Return the material exactly as supplied, apart from the pictures, which are omitted.

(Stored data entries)
● ● ● ●

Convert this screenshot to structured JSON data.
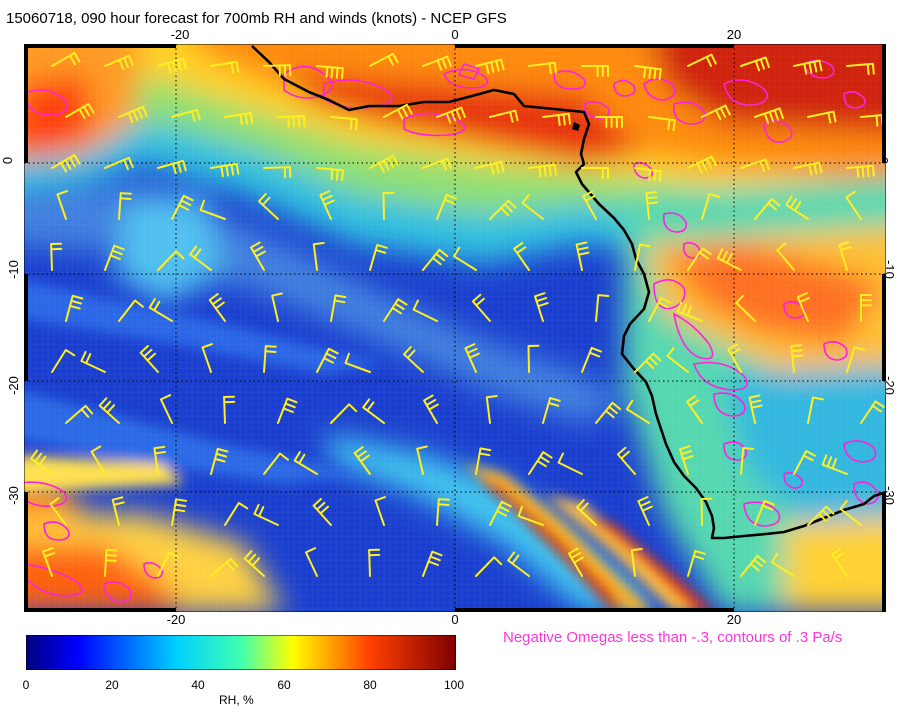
{
  "title": "15060718, 090 hour forecast for 700mb RH and winds (knots) - NCEP GFS",
  "axes": {
    "top_ticks": [
      "-20",
      "0",
      "20"
    ],
    "bottom_ticks": [
      "-20",
      "0",
      "20"
    ],
    "left_ticks": [
      "0",
      "-10",
      "-20",
      "-30"
    ],
    "right_ticks": [
      "0",
      "-10",
      "-20",
      "-30"
    ]
  },
  "colorbar": {
    "label": "RH, %",
    "ticks": [
      "0",
      "20",
      "40",
      "60",
      "80",
      "100"
    ],
    "range": [
      0,
      100
    ],
    "colormap": "jet"
  },
  "annotation": "Negative Omegas less than -.3, contours of .3 Pa/s",
  "colors": {
    "coastline": "#000000",
    "wind_barbs": "#ffee22",
    "omega_contours": "#ff22dd",
    "annotation": "#ff33dd"
  }
}
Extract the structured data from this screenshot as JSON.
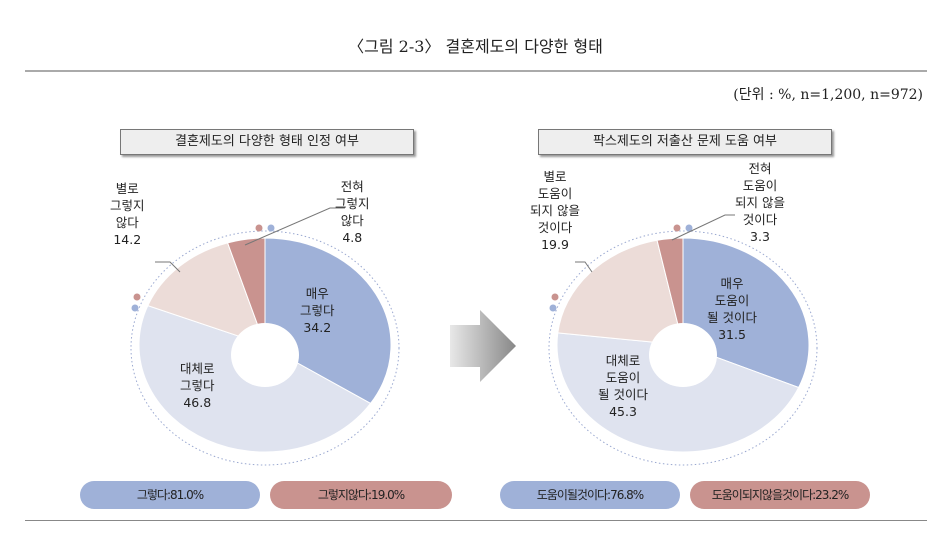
{
  "title": "〈그림 2-3〉 결혼제도의 다양한 형태",
  "unit": "(단위 : %, n=1,200, n=972)",
  "colors": {
    "dark_blue": "#9fb1d8",
    "light_blue": "#dfe3ef",
    "light_pink": "#ecdcd8",
    "dark_pink": "#c9938f"
  },
  "chart_data": [
    {
      "type": "pie",
      "title": "결혼제도의 다양한 형태 인정 여부",
      "donut": true,
      "categories": [
        "매우\n그렇다",
        "대체로\n그렇다",
        "별로\n그렇지\n않다",
        "전혀\n그렇지\n않다"
      ],
      "values": [
        34.2,
        46.8,
        14.2,
        4.8
      ],
      "value_labels": [
        "34.2",
        "46.8",
        "14.2",
        "4.8"
      ],
      "summary": [
        "그렇다:81.0%",
        "그렇지않다:19.0%"
      ]
    },
    {
      "type": "pie",
      "title": "팍스제도의 저출산 문제 도움 여부",
      "donut": true,
      "categories": [
        "매우\n도움이\n될 것이다",
        "대체로\n도움이\n될 것이다",
        "별로\n도움이\n되지 않을\n것이다",
        "전혀\n도움이\n되지 않을\n것이다"
      ],
      "values": [
        31.5,
        45.3,
        19.9,
        3.3
      ],
      "value_labels": [
        "31.5",
        "45.3",
        "19.9",
        "3.3"
      ],
      "summary": [
        "도움이될것이다:76.8%",
        "도움이되지않을것이다:23.2%"
      ]
    }
  ]
}
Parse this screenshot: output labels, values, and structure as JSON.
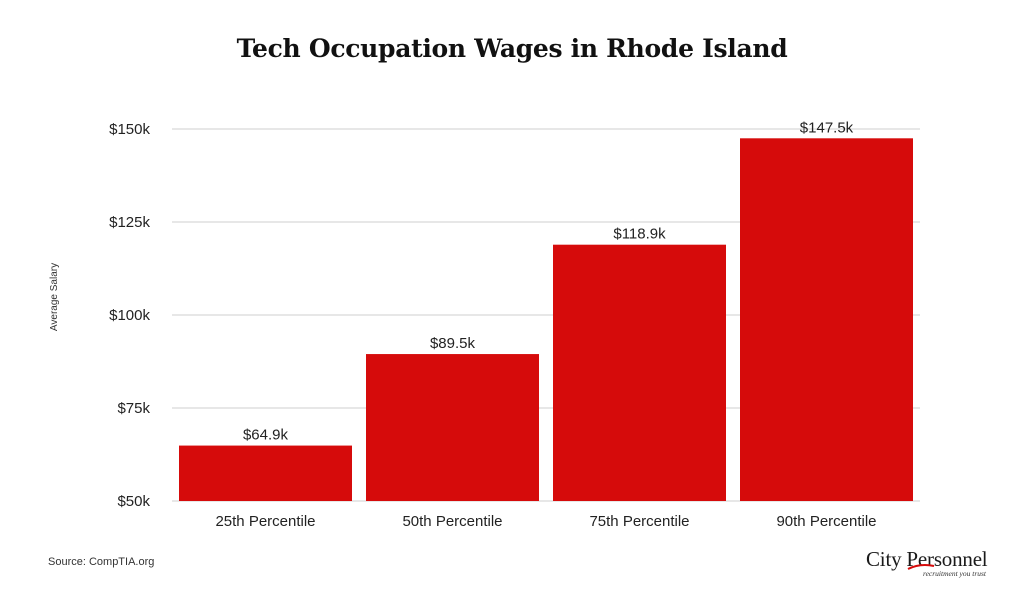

● ● ● ●

# [SOLUTION TO THE EXERCISE]
Convert this screenshot to structured JSON data.
{
  "title": "15060718, 090 hour forecast for 700mb RH and winds (knots) - NCEP GFS",
  "axes": {
    "top_ticks": [
      "-20",
      "0",
      "20"
    ],
    "bottom_ticks": [
      "-20",
      "0",
      "20"
    ],
    "left_ticks": [
      "0",
      "-10",
      "-20",
      "-30"
    ],
    "right_ticks": [
      "0",
      "-10",
      "-20",
      "-30"
    ]
  },
  "colorbar": {
    "label": "RH, %",
    "ticks": [
      "0",
      "20",
      "40",
      "60",
      "80",
      "100"
    ],
    "range": [
      0,
      100
    ],
    "colormap": "jet"
  },
  "annotation": "Negative Omegas less than -.3, contours of .3 Pa/s",
  "colors": {
    "coastline": "#000000",
    "wind_barbs": "#ffee22",
    "omega_contours": "#ff22dd",
    "annotation": "#ff33dd"
  }
}
Extract the structured data from this screenshot as JSON.
{
  "title": "〈그림 2-3〉 결혼제도의 다양한 형태",
  "unit": "(단위 : %, n=1,200, n=972)",
  "colors": {
    "dark_blue": "#9fb1d8",
    "light_blue": "#dfe3ef",
    "light_pink": "#ecdcd8",
    "dark_pink": "#c9938f"
  },
  "chart_data": [
    {
      "type": "pie",
      "title": "결혼제도의 다양한 형태 인정 여부",
      "donut": true,
      "categories": [
        "매우\n그렇다",
        "대체로\n그렇다",
        "별로\n그렇지\n않다",
        "전혀\n그렇지\n않다"
      ],
      "values": [
        34.2,
        46.8,
        14.2,
        4.8
      ],
      "value_labels": [
        "34.2",
        "46.8",
        "14.2",
        "4.8"
      ],
      "summary": [
        "그렇다:81.0%",
        "그렇지않다:19.0%"
      ]
    },
    {
      "type": "pie",
      "title": "팍스제도의 저출산 문제 도움 여부",
      "donut": true,
      "categories": [
        "매우\n도움이\n될 것이다",
        "대체로\n도움이\n될 것이다",
        "별로\n도움이\n되지 않을\n것이다",
        "전혀\n도움이\n되지 않을\n것이다"
      ],
      "values": [
        31.5,
        45.3,
        19.9,
        3.3
      ],
      "value_labels": [
        "31.5",
        "45.3",
        "19.9",
        "3.3"
      ],
      "summary": [
        "도움이될것이다:76.8%",
        "도움이되지않을것이다:23.2%"
      ]
    }
  ]
}
Parse this screenshot: output labels, values, and structure as JSON.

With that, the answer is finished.